Work instructions –
All of the data that follows should be retyped exactly, please, except the pictures.

Figure record listings:
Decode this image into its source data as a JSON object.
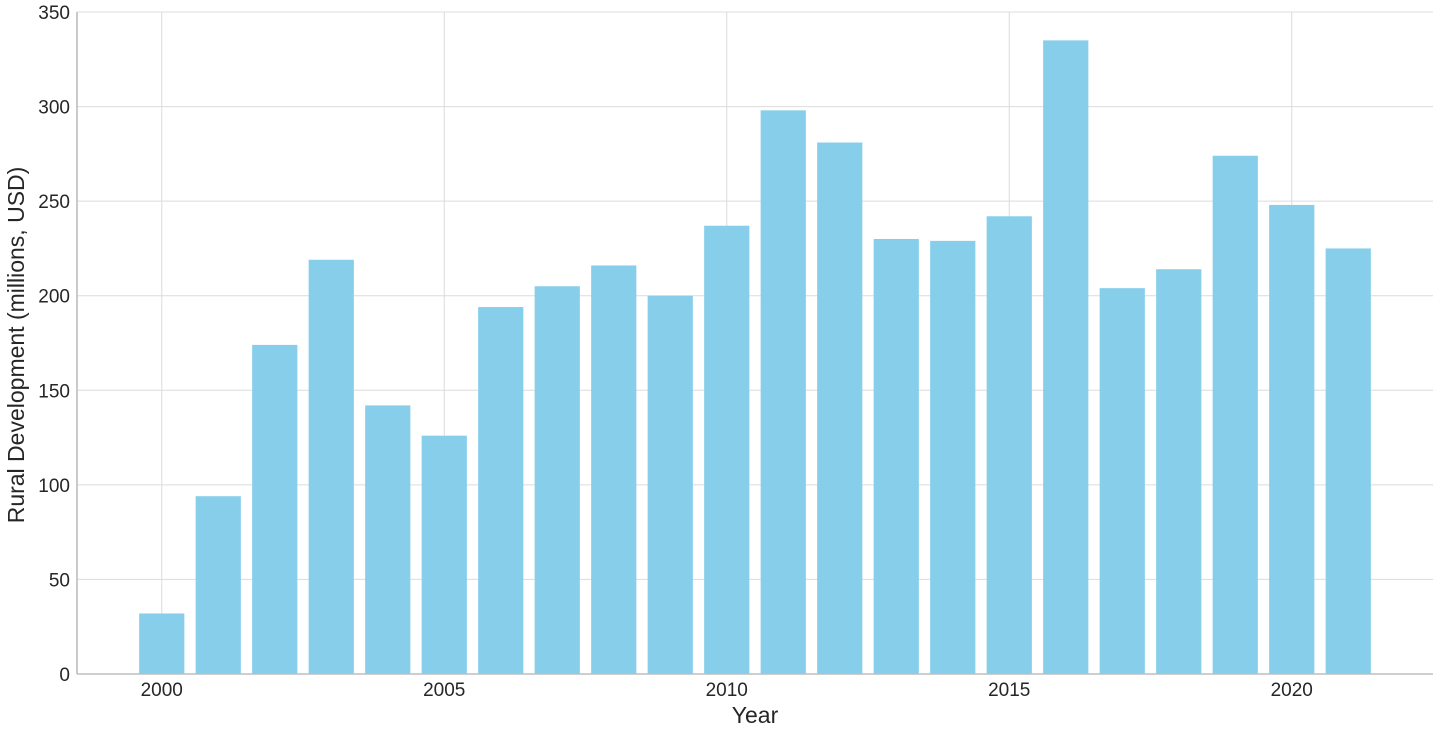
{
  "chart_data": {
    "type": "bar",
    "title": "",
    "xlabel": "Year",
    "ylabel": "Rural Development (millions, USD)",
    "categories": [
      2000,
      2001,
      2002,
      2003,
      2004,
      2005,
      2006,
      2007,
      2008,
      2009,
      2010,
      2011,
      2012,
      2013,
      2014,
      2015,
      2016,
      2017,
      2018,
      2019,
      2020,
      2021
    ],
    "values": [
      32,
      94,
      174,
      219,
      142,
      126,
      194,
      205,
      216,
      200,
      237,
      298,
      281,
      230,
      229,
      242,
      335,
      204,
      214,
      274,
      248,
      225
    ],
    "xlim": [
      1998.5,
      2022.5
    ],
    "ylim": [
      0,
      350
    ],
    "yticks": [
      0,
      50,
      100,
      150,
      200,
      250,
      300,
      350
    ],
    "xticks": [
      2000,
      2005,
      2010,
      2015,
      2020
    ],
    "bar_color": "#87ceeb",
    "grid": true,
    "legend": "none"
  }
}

Response to the exercise –
Decode this image into its source data as a JSON object.
{
  "chart_data": {
    "type": "bar",
    "title": "",
    "xlabel": "Year",
    "ylabel": "Rural Development (millions, USD)",
    "categories": [
      2000,
      2001,
      2002,
      2003,
      2004,
      2005,
      2006,
      2007,
      2008,
      2009,
      2010,
      2011,
      2012,
      2013,
      2014,
      2015,
      2016,
      2017,
      2018,
      2019,
      2020,
      2021
    ],
    "values": [
      32,
      94,
      174,
      219,
      142,
      126,
      194,
      205,
      216,
      200,
      237,
      298,
      281,
      230,
      229,
      242,
      335,
      204,
      214,
      274,
      248,
      225
    ],
    "xlim": [
      1998.5,
      2022.5
    ],
    "ylim": [
      0,
      350
    ],
    "yticks": [
      0,
      50,
      100,
      150,
      200,
      250,
      300,
      350
    ],
    "xticks": [
      2000,
      2005,
      2010,
      2015,
      2020
    ],
    "bar_color": "#87ceeb",
    "grid": true,
    "legend": "none"
  }
}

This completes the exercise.